- **Given text**
- Associated Press - Sunday, February 23, 2020

RICHMOND, Va. (AP) - “Sheriff’s office! Anybody home?” yelled a sheriff’s deputy with his hand over his gun, his holster unsnapped.

Deputy John Vaughan opened the door of an apartment that was empty enough to make his voice echo. A red scooter and an old crib were the only items left.

“Cleared!” he yelled after inspecting each room. The apartment complex’s custodian, who had been waiting outside, was allowed in and quickly began to change the locks.

The same scene was witnessed 14 times by a Washington Post reporter one November morning in this state capital, which according to data collected at Princeton’s Eviction Lab has the second-highest eviction rate in the country.

The Richmond City Sheriff’s Office had a light load that day: 55 eviction orders. On more typical days, the number jumps to 70 or higher, officials said.

In Southwood, a neighborhood where rents range from $500 to $800 a month for two-bedroom townhouses and apartments, advocates say it has become common to see people cram their belongings into plastic bags, place them in car trunks and leave their apartments before a handful of deputies come to knock on their door.

- **Box annotation data**
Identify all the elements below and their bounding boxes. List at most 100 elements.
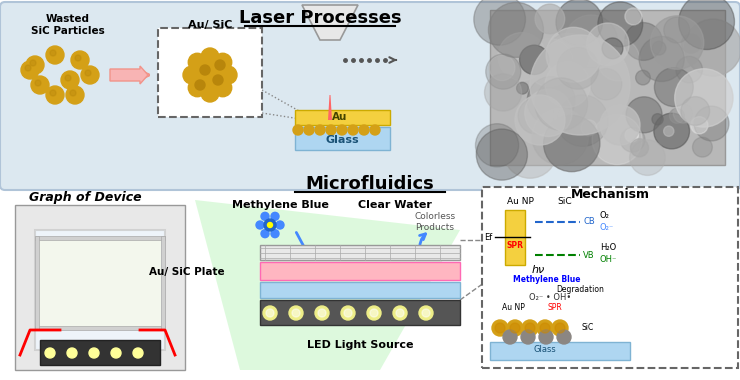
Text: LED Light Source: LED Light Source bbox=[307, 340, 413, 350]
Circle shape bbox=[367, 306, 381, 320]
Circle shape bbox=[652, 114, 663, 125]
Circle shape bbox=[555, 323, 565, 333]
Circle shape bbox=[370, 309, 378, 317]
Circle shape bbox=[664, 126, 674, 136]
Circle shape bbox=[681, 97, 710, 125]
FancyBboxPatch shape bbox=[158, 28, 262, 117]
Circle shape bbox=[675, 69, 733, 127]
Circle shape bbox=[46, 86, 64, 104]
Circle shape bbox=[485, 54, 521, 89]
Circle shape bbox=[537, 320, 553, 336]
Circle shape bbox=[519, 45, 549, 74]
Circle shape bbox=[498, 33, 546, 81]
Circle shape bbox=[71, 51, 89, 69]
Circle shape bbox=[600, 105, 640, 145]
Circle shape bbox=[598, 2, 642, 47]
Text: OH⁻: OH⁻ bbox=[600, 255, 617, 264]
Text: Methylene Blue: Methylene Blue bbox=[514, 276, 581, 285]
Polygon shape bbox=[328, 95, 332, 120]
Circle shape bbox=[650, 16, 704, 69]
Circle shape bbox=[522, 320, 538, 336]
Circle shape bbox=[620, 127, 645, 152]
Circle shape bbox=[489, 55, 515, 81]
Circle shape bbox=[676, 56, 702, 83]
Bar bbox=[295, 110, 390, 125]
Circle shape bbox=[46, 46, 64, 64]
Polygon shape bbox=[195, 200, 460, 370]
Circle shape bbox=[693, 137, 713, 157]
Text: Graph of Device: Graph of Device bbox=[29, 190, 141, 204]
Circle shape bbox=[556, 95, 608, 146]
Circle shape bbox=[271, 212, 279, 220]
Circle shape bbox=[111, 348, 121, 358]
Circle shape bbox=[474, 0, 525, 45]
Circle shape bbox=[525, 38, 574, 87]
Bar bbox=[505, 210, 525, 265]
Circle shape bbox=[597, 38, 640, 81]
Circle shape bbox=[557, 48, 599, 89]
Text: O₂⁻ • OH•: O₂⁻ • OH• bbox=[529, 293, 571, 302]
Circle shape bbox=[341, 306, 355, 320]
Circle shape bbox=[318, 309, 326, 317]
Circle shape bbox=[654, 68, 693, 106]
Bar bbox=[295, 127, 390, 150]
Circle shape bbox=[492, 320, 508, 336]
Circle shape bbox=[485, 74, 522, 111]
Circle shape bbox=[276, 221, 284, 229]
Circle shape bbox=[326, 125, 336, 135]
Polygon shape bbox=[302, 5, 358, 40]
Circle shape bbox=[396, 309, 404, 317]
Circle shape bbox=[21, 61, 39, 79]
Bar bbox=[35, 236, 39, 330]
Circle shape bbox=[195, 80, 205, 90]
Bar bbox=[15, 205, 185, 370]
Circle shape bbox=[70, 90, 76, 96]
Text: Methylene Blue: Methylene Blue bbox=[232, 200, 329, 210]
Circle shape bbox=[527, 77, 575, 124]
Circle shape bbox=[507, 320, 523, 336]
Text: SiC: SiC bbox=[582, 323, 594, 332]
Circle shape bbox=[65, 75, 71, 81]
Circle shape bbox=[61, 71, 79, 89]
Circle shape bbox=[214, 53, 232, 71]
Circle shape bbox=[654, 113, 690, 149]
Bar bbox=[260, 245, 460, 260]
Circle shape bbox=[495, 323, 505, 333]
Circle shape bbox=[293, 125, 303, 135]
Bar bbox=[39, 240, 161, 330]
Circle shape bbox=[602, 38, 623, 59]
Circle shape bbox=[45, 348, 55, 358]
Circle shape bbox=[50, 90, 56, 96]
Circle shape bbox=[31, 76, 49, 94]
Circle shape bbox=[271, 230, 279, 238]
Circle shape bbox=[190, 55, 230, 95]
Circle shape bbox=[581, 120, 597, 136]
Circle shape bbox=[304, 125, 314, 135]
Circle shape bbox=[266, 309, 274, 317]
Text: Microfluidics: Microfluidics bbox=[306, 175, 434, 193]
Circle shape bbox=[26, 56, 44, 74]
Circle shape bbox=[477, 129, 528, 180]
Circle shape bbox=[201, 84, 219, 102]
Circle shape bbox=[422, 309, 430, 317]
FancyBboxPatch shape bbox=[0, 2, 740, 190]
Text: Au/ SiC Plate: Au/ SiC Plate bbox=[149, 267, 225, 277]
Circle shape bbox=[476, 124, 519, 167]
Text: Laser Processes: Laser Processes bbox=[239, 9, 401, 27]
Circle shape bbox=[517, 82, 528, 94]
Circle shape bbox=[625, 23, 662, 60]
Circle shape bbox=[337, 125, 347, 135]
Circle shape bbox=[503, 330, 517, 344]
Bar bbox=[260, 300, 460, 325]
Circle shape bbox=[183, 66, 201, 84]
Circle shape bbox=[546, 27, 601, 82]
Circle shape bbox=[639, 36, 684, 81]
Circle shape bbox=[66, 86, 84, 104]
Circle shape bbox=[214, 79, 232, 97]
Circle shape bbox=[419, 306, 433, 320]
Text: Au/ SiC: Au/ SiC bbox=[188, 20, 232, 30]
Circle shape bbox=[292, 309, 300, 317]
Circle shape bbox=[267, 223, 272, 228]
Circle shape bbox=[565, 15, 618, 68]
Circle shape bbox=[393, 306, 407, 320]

- **Brief**
Continue the news story about evictions in Richmond, starting after its final sentence.

- **Right answer**
For many, these scenes are not new.

Advocates and experts say the eviction tradition in Richmond and other Southern cities and towns dates back generations, and has affected black communities the most.

“There has been a housing crisis, an eviction crisis and a displacement crisis for several decades,” said Benjamin Teresa, co-director of the RVA Eviction Lab at Virginia Commonwealth University, who has studied housing issues in Virginia and other Southern states.

He points to laws favoring landlords like “pay or quit,” which allows property owners to launch eviction proceedings five days after the payment grace period (other states provide up to 30 days).

TENANTS’ RIGHTS

Teresa said minority communities in Richmond are subjected to predatory lending and discrimination, especially renters who use federal housing vouchers. Landlords can refuse to accept vouchers, and he said landlords who do accept them often steer tenants to housing in poor neighborhoods.

With a new Democratic majority in the General Assembly, advocates were hoping for ambitious housing reform across the commonwealth this year. More than a dozen measures were introduced to tackle housing issues, but none “explicitly deals with eviction,” said Christie Marra, a family and housing attorney with the Virginia Poverty Law Center.

She said most of the focus has been on giving tenants tools to ensure their housing is safe and habitable, cap fees assessed after late rent payments and force landlords to make or pay for repairs.

A measure requiring landlords to provide tenants a list of their rights and responsibilities at the beginning of the lease term was approved by the Senate with bipartisan support and is awaiting action by the House.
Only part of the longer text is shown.